▶ **EXERCISE GOAL**: Of the lines listed below, how many contain the string "JSON"? Answer with the number alone.
---+---
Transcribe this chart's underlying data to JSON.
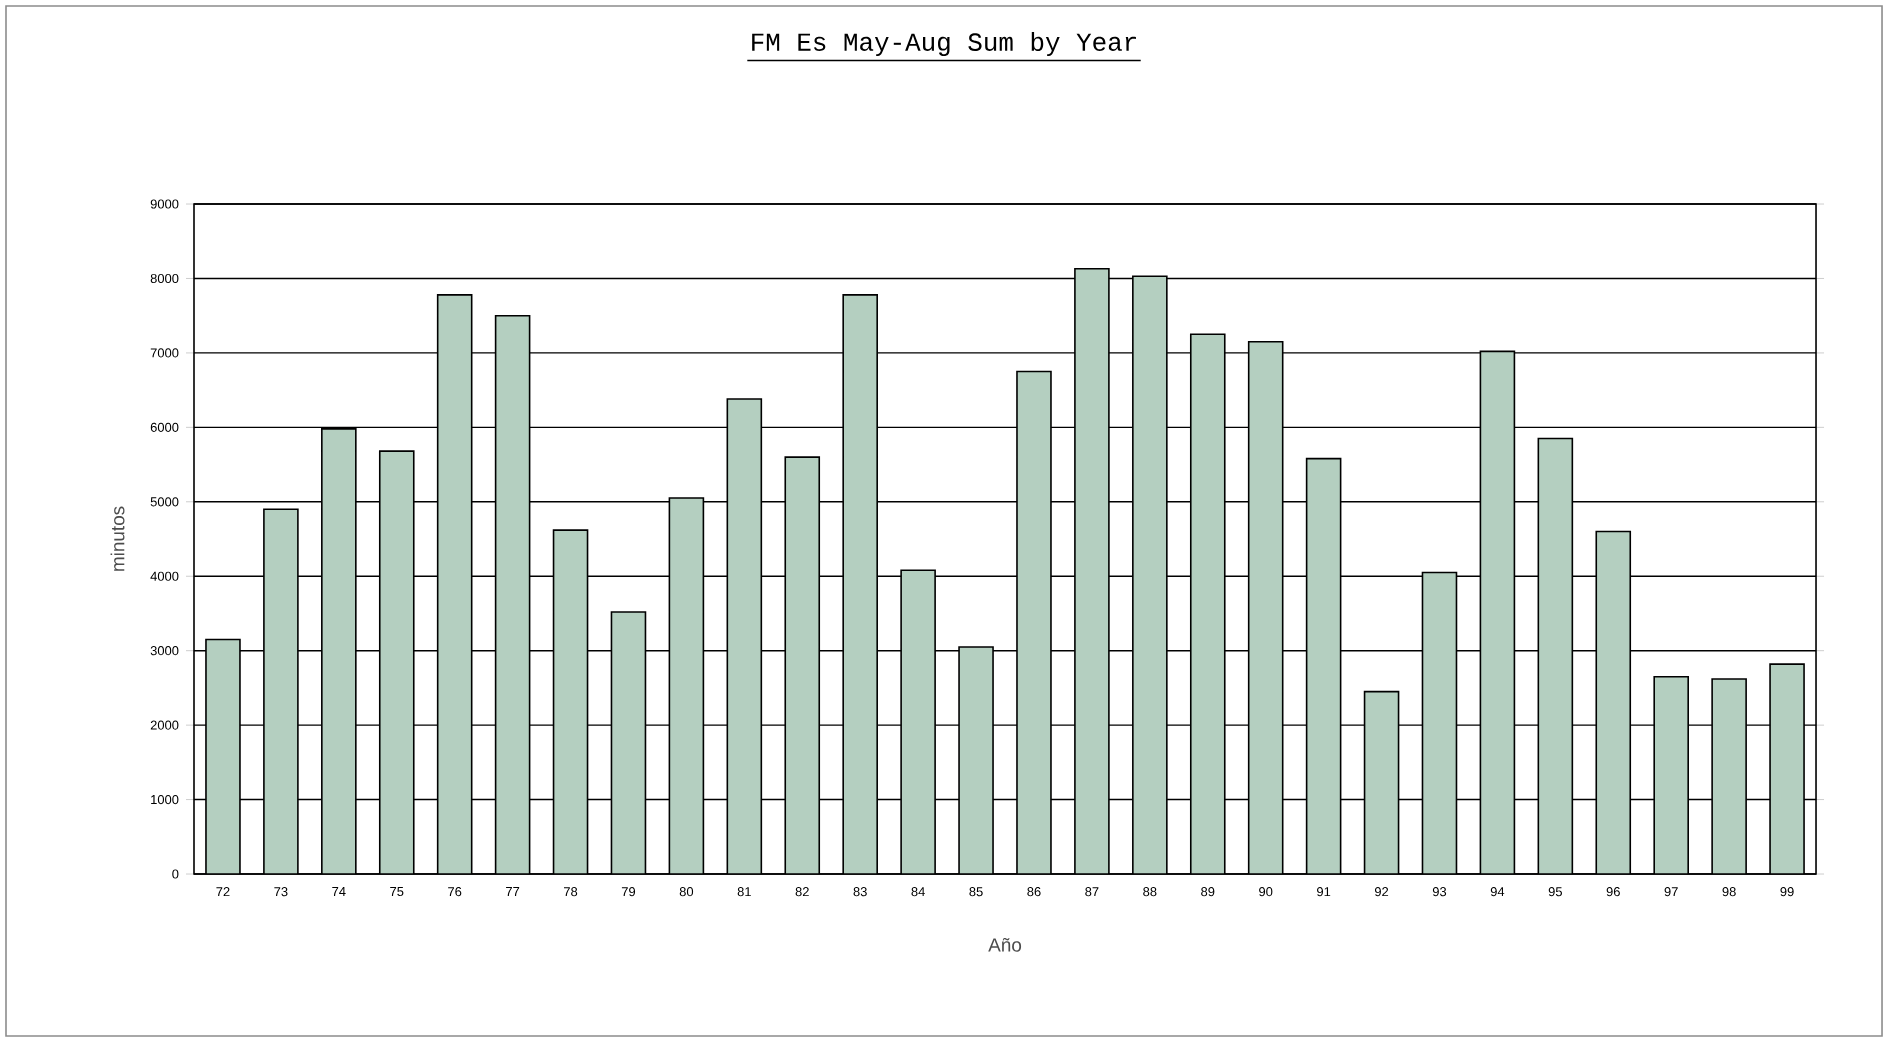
{
  "chart_data": {
    "type": "bar",
    "title": "FM Es May-Aug Sum by Year",
    "xlabel": "Año",
    "ylabel": "minutos",
    "categories": [
      "72",
      "73",
      "74",
      "75",
      "76",
      "77",
      "78",
      "79",
      "80",
      "81",
      "82",
      "83",
      "84",
      "85",
      "86",
      "87",
      "88",
      "89",
      "90",
      "91",
      "92",
      "93",
      "94",
      "95",
      "96",
      "97",
      "98",
      "99"
    ],
    "values": [
      3150,
      4900,
      5980,
      5680,
      7780,
      7500,
      4620,
      3520,
      5050,
      6380,
      5600,
      7780,
      4080,
      3050,
      6750,
      8130,
      8030,
      7250,
      7150,
      5580,
      2450,
      4050,
      7020,
      5850,
      4600,
      2650,
      2620,
      2820
    ],
    "color": "#b4cfc0",
    "ylim": [
      0,
      9000
    ],
    "yticks": [
      0,
      1000,
      2000,
      3000,
      4000,
      5000,
      6000,
      7000,
      8000,
      9000
    ],
    "grid": "y"
  }
}
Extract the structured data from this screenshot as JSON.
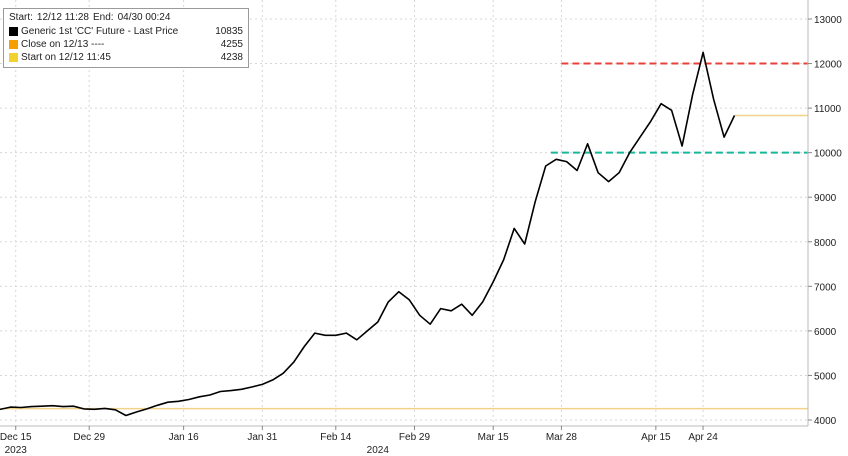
---+---
▶ **IN RESPONSE**: 2